> [GIVEN EXERCISE]: All entries must be extracted exactly, with nothing added or dropped.

## begin

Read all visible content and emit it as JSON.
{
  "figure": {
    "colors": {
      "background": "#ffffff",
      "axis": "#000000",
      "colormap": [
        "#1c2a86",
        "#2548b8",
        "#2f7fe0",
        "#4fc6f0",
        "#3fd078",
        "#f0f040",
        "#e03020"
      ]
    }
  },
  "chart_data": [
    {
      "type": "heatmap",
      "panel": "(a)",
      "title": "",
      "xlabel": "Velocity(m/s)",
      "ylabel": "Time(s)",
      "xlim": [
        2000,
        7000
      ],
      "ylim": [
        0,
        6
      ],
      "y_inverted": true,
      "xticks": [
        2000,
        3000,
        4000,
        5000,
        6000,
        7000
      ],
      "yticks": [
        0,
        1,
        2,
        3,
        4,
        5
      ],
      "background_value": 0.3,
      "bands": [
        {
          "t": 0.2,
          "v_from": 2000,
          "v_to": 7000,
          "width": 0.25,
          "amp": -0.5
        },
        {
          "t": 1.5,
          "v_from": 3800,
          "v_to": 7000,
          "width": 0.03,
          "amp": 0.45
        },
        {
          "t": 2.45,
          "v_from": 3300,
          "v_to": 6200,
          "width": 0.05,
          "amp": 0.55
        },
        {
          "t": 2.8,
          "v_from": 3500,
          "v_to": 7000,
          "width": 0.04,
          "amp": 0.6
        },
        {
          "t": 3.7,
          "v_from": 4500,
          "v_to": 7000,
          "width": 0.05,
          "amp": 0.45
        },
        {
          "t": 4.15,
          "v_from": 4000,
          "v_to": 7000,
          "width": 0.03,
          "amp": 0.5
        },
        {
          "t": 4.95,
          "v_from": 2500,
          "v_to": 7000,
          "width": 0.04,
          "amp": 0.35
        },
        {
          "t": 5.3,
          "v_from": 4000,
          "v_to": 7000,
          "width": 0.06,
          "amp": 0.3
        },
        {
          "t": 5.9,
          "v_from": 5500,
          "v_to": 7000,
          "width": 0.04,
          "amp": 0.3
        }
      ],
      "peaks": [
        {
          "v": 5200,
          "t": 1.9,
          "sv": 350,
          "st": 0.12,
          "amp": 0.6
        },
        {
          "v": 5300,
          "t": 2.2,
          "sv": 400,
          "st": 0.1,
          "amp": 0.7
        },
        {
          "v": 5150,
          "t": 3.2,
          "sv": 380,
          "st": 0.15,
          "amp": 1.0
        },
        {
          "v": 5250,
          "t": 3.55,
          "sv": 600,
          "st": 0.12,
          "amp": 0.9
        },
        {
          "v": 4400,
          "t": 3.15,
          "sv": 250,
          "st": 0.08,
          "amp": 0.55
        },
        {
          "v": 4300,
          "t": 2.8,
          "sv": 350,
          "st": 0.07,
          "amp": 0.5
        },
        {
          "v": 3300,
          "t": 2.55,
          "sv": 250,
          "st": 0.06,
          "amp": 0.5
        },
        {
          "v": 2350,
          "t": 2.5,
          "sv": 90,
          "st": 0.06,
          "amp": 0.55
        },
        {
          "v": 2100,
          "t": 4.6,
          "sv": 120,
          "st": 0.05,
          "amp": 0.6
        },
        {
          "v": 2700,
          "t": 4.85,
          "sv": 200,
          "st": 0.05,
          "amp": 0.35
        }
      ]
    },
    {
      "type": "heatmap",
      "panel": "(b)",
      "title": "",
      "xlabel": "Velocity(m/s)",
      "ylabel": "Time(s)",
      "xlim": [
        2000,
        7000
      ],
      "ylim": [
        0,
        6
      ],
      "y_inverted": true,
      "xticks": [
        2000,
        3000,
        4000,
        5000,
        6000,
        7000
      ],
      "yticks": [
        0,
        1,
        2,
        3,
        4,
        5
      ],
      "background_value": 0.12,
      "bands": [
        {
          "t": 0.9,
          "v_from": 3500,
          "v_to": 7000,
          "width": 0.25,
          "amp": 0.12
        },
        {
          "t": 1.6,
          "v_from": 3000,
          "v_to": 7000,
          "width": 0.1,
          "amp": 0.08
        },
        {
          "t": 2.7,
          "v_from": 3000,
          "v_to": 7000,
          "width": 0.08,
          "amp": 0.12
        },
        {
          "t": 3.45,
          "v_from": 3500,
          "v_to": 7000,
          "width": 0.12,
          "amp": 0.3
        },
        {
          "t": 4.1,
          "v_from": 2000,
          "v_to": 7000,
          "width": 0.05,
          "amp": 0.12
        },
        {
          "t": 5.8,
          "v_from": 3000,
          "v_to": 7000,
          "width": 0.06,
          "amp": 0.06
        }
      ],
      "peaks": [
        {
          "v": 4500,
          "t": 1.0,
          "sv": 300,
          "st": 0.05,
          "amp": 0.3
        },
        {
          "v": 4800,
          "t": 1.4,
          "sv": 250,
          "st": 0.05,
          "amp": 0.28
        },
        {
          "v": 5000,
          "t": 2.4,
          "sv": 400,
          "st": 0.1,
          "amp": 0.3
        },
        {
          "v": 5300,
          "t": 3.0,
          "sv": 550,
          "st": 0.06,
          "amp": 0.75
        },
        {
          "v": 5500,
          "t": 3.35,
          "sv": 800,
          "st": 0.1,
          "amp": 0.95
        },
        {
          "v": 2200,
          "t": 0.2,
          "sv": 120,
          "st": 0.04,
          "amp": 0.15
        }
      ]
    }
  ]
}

## end

> [FINAL RESULT]:
Read all visible content and emit it as JSON.
{
  "figure": {
    "colors": {
      "background": "#ffffff",
      "axis": "#000000",
      "colormap": [
        "#1c2a86",
        "#2548b8",
        "#2f7fe0",
        "#4fc6f0",
        "#3fd078",
        "#f0f040",
        "#e03020"
      ]
    }
  },
  "chart_data": [
    {
      "type": "heatmap",
      "panel": "(a)",
      "title": "",
      "xlabel": "Velocity(m/s)",
      "ylabel": "Time(s)",
      "xlim": [
        2000,
        7000
      ],
      "ylim": [
        0,
        6
      ],
      "y_inverted": true,
      "xticks": [
        2000,
        3000,
        4000,
        5000,
        6000,
        7000
      ],
      "yticks": [
        0,
        1,
        2,
        3,
        4,
        5
      ],
      "background_value": 0.3,
      "bands": [
        {
          "t": 0.2,
          "v_from": 2000,
          "v_to": 7000,
          "width": 0.25,
          "amp": -0.5
        },
        {
          "t": 1.5,
          "v_from": 3800,
          "v_to": 7000,
          "width": 0.03,
          "amp": 0.45
        },
        {
          "t": 2.45,
          "v_from": 3300,
          "v_to": 6200,
          "width": 0.05,
          "amp": 0.55
        },
        {
          "t": 2.8,
          "v_from": 3500,
          "v_to": 7000,
          "width": 0.04,
          "amp": 0.6
        },
        {
          "t": 3.7,
          "v_from": 4500,
          "v_to": 7000,
          "width": 0.05,
          "amp": 0.45
        },
        {
          "t": 4.15,
          "v_from": 4000,
          "v_to": 7000,
          "width": 0.03,
          "amp": 0.5
        },
        {
          "t": 4.95,
          "v_from": 2500,
          "v_to": 7000,
          "width": 0.04,
          "amp": 0.35
        },
        {
          "t": 5.3,
          "v_from": 4000,
          "v_to": 7000,
          "width": 0.06,
          "amp": 0.3
        },
        {
          "t": 5.9,
          "v_from": 5500,
          "v_to": 7000,
          "width": 0.04,
          "amp": 0.3
        }
      ],
      "peaks": [
        {
          "v": 5200,
          "t": 1.9,
          "sv": 350,
          "st": 0.12,
          "amp": 0.6
        },
        {
          "v": 5300,
          "t": 2.2,
          "sv": 400,
          "st": 0.1,
          "amp": 0.7
        },
        {
          "v": 5150,
          "t": 3.2,
          "sv": 380,
          "st": 0.15,
          "amp": 1.0
        },
        {
          "v": 5250,
          "t": 3.55,
          "sv": 600,
          "st": 0.12,
          "amp": 0.9
        },
        {
          "v": 4400,
          "t": 3.15,
          "sv": 250,
          "st": 0.08,
          "amp": 0.55
        },
        {
          "v": 4300,
          "t": 2.8,
          "sv": 350,
          "st": 0.07,
          "amp": 0.5
        },
        {
          "v": 3300,
          "t": 2.55,
          "sv": 250,
          "st": 0.06,
          "amp": 0.5
        },
        {
          "v": 2350,
          "t": 2.5,
          "sv": 90,
          "st": 0.06,
          "amp": 0.55
        },
        {
          "v": 2100,
          "t": 4.6,
          "sv": 120,
          "st": 0.05,
          "amp": 0.6
        },
        {
          "v": 2700,
          "t": 4.85,
          "sv": 200,
          "st": 0.05,
          "amp": 0.35
        }
      ]
    },
    {
      "type": "heatmap",
      "panel": "(b)",
      "title": "",
      "xlabel": "Velocity(m/s)",
      "ylabel": "Time(s)",
      "xlim": [
        2000,
        7000
      ],
      "ylim": [
        0,
        6
      ],
      "y_inverted": true,
      "xticks": [
        2000,
        3000,
        4000,
        5000,
        6000,
        7000
      ],
      "yticks": [
        0,
        1,
        2,
        3,
        4,
        5
      ],
      "background_value": 0.12,
      "bands": [
        {
          "t": 0.9,
          "v_from": 3500,
          "v_to": 7000,
          "width": 0.25,
          "amp": 0.12
        },
        {
          "t": 1.6,
          "v_from": 3000,
          "v_to": 7000,
          "width": 0.1,
          "amp": 0.08
        },
        {
          "t": 2.7,
          "v_from": 3000,
          "v_to": 7000,
          "width": 0.08,
          "amp": 0.12
        },
        {
          "t": 3.45,
          "v_from": 3500,
          "v_to": 7000,
          "width": 0.12,
          "amp": 0.3
        },
        {
          "t": 4.1,
          "v_from": 2000,
          "v_to": 7000,
          "width": 0.05,
          "amp": 0.12
        },
        {
          "t": 5.8,
          "v_from": 3000,
          "v_to": 7000,
          "width": 0.06,
          "amp": 0.06
        }
      ],
      "peaks": [
        {
          "v": 4500,
          "t": 1.0,
          "sv": 300,
          "st": 0.05,
          "amp": 0.3
        },
        {
          "v": 4800,
          "t": 1.4,
          "sv": 250,
          "st": 0.05,
          "amp": 0.28
        },
        {
          "v": 5000,
          "t": 2.4,
          "sv": 400,
          "st": 0.1,
          "amp": 0.3
        },
        {
          "v": 5300,
          "t": 3.0,
          "sv": 550,
          "st": 0.06,
          "amp": 0.75
        },
        {
          "v": 5500,
          "t": 3.35,
          "sv": 800,
          "st": 0.1,
          "amp": 0.95
        },
        {
          "v": 2200,
          "t": 0.2,
          "sv": 120,
          "st": 0.04,
          "amp": 0.15
        }
      ]
    }
  ]
}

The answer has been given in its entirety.